Task prompt:
Only the pictures are omitted; repeat all other data exactly.

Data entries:
--

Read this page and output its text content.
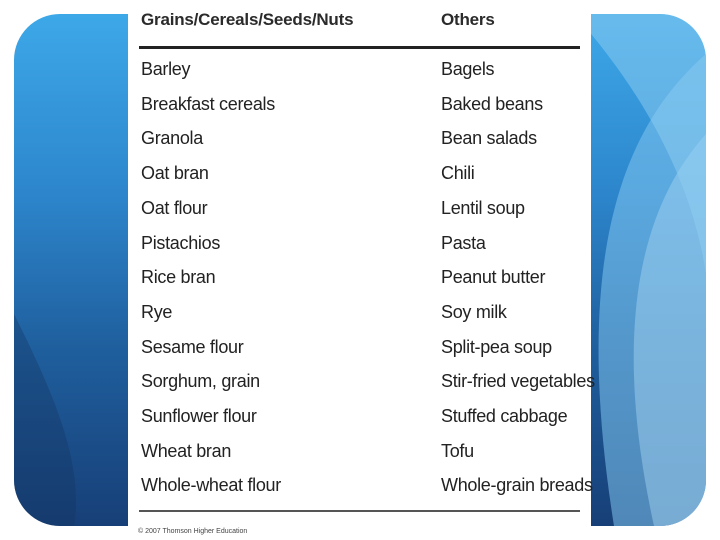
Grains/Cereals/Seeds/Nuts	Others
Barley	Bagels
Breakfast cereals	Baked beans
Granola	Bean salads
Oat bran	Chili
Oat flour	Lentil soup
Pistachios	Pasta
Rice bran	Peanut butter
Rye	Soy milk
Sesame flour	Split-pea soup
Sorghum, grain	Stir-fried vegetables
Sunflower flour	Stuffed cabbage
Wheat bran	Tofu
Whole-wheat flour	Whole-grain breads
© 2007 Thomson Higher Education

--

Solved problem:
Read this page and output its text content.
Grains/Cereals/Seeds/Nuts	Others
Barley	Bagels
Breakfast cereals	Baked beans
Granola	Bean salads
Oat bran	Chili
Oat flour	Lentil soup
Pistachios	Pasta
Rice bran	Peanut butter
Rye	Soy milk
Sesame flour	Split-pea soup
Sorghum, grain	Stir-fried vegetables
Sunflower flour	Stuffed cabbage
Wheat bran	Tofu
Whole-wheat flour	Whole-grain breads
© 2007 Thomson Higher Education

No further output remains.